[START Task material]

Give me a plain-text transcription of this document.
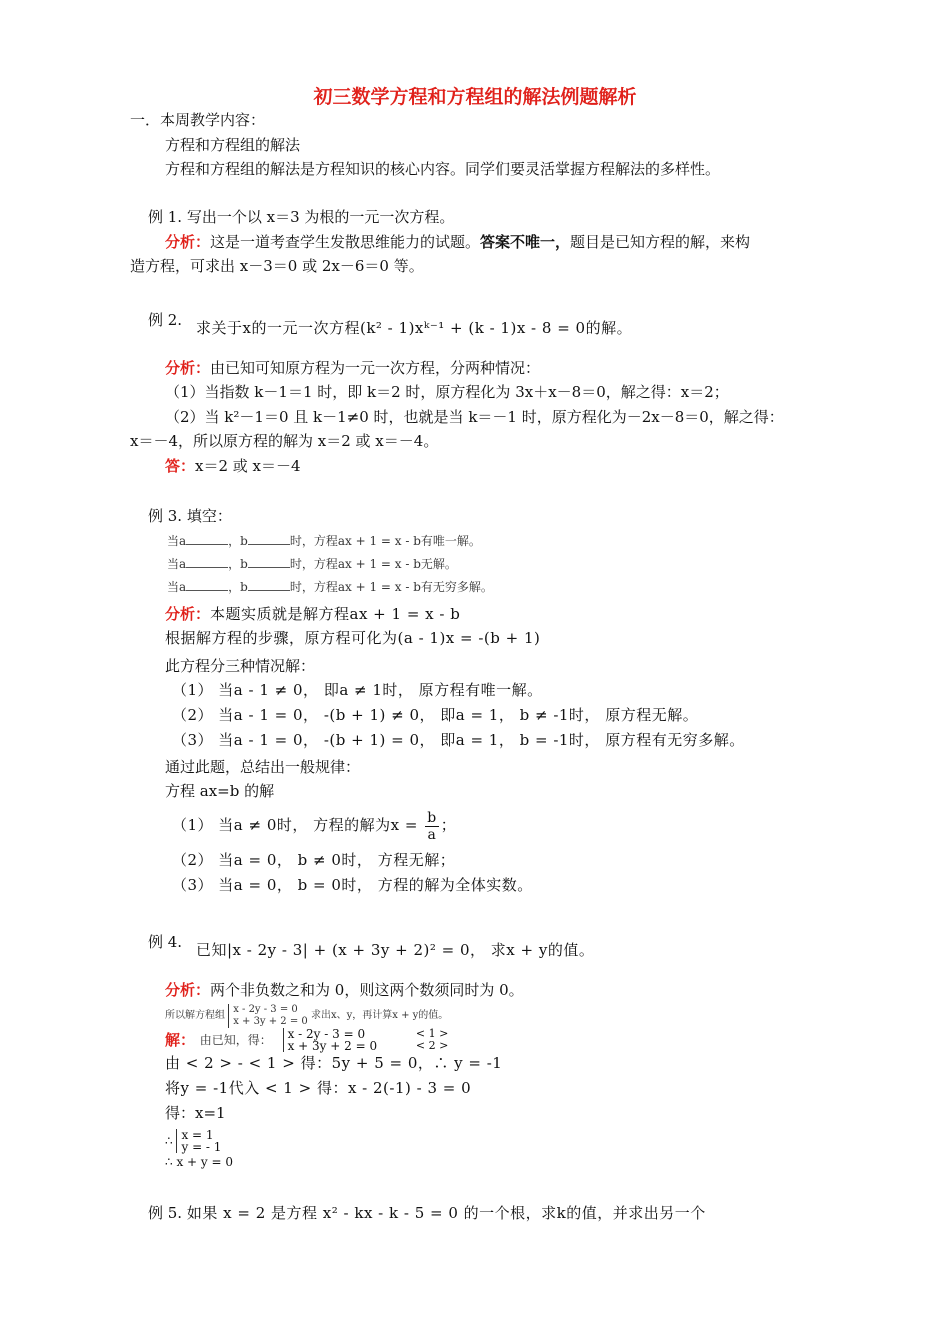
初三数学方程和方程组的解法例题解析
一．本周教学内容：
方程和方程组的解法
方程和方程组的解法是方程知识的核心内容。同学们要灵活掌握方程解法的多样性。
例 1. 写出一个以 x＝3 为根的一元一次方程。
分析：这是一道考查学生发散思维能力的试题。答案不唯一，题目是已知方程的解，来构
造方程，可求出 x－3＝0 或 2x－6＝0 等。
例 2. 求关于x的一元一次方程(k² - 1)xᵏ⁻¹ + (k - 1)x - 8 = 0的解。
分析：由已知可知原方程为一元一次方程，分两种情况：
（1）当指数 k－1＝1 时，即 k＝2 时，原方程化为 3x＋x－8＝0，解之得：x＝2；
（2）当 k²－1＝0 且 k－1≠0 时，也就是当 k＝－1 时，原方程化为－2x－8＝0，解之得：
x＝－4，所以原方程的解为 x＝2 或 x＝－4。
答：x＝2 或 x＝－4
例 3. 填空：
当a	，b	时，方程ax + 1 = x - b有唯一解。
当a	，b	时，方程ax + 1 = x - b无解。
当a	，b	时，方程ax + 1 = x - b有无穷多解。
分析：本题实质就是解方程ax + 1 = x - b
根据解方程的步骤，原方程可化为(a - 1)x = -(b + 1)
此方程分三种情况解：
（1） 当a - 1 ≠ 0， 即a ≠ 1时， 原方程有唯一解。
（2） 当a - 1 = 0， -(b + 1) ≠ 0， 即a = 1， b ≠ -1时， 原方程无解。
（3） 当a - 1 = 0， -(b + 1) = 0， 即a = 1， b = -1时， 原方程有无穷多解。
通过此题，总结出一般规律：
方程 ax=b 的解
（1） 当a ≠ 0时， 方程的解为$x = \frac{b}{a}$ ；
（2） 当a = 0， b ≠ 0时， 方程无解；
（3） 当a = 0， b = 0时， 方程的解为全体实数。
例 4. 已知|x - 2y - 3| + (x + 3y + 2)² = 0， 求x + y的值。
分析：两个非负数之和为 0，则这两个数须同时为 0。
所以解方程组
x - 2y - 3 = 0
x + 3y + 2 = 0
求出x、y，再计算x + y的值。
解： 由已知，得： x - 2y - 3 = 0
x + 3y + 2 = 0

< 1 >
< 2 >
由 < 2 > - < 1 > 得：5y + 5 = 0，∴ y = -1
将y = -1代入 < 1 > 得：x - 2(-1) - 3 = 0
得：x=1
∴ x = 1
y = - 1
∴ x + y = 0
例 5. 如果 x = 2 是方程 x² - kx - k - 5 = 0 的一个根，求k的值，并求出另一个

[END Task material]

Exercise details: Each record above should be copied character for character, with pictures dropped.

Problem solution:
Give me a plain-text transcription of this document.
初三数学方程和方程组的解法例题解析
一．本周教学内容：
方程和方程组的解法
方程和方程组的解法是方程知识的核心内容。同学们要灵活掌握方程解法的多样性。
例 1. 写出一个以 x＝3 为根的一元一次方程。
分析：这是一道考查学生发散思维能力的试题。答案不唯一，题目是已知方程的解，来构
造方程，可求出 x－3＝0 或 2x－6＝0 等。
例 2. 求关于x的一元一次方程(k² - 1)xᵏ⁻¹ + (k - 1)x - 8 = 0的解。
分析：由已知可知原方程为一元一次方程，分两种情况：
（1）当指数 k－1＝1 时，即 k＝2 时，原方程化为 3x＋x－8＝0，解之得：x＝2；
（2）当 k²－1＝0 且 k－1≠0 时，也就是当 k＝－1 时，原方程化为－2x－8＝0，解之得：
x＝－4，所以原方程的解为 x＝2 或 x＝－4。
答：x＝2 或 x＝－4
例 3. 填空：
当a	，b	时，方程ax + 1 = x - b有唯一解。
当a	，b	时，方程ax + 1 = x - b无解。
当a	，b	时，方程ax + 1 = x - b有无穷多解。
分析：本题实质就是解方程ax + 1 = x - b
根据解方程的步骤，原方程可化为(a - 1)x = -(b + 1)
此方程分三种情况解：
（1） 当a - 1 ≠ 0， 即a ≠ 1时， 原方程有唯一解。
（2） 当a - 1 = 0， -(b + 1) ≠ 0， 即a = 1， b ≠ -1时， 原方程无解。
（3） 当a - 1 = 0， -(b + 1) = 0， 即a = 1， b = -1时， 原方程有无穷多解。
通过此题，总结出一般规律：
方程 ax=b 的解
（1） 当a ≠ 0时， 方程的解为$x = \frac{b}{a}$ ；
（2） 当a = 0， b ≠ 0时， 方程无解；
（3） 当a = 0， b = 0时， 方程的解为全体实数。
例 4. 已知|x - 2y - 3| + (x + 3y + 2)² = 0， 求x + y的值。
分析：两个非负数之和为 0，则这两个数须同时为 0。
所以解方程组
x - 2y - 3 = 0
x + 3y + 2 = 0
求出x、y，再计算x + y的值。
解： 由已知，得： x - 2y - 3 = 0
x + 3y + 2 = 0

< 1 >
< 2 >
由 < 2 > - < 1 > 得：5y + 5 = 0，∴ y = -1
将y = -1代入 < 1 > 得：x - 2(-1) - 3 = 0
得：x=1
∴ x = 1
y = - 1
∴ x + y = 0
例 5. 如果 x = 2 是方程 x² - kx - k - 5 = 0 的一个根，求k的值，并求出另一个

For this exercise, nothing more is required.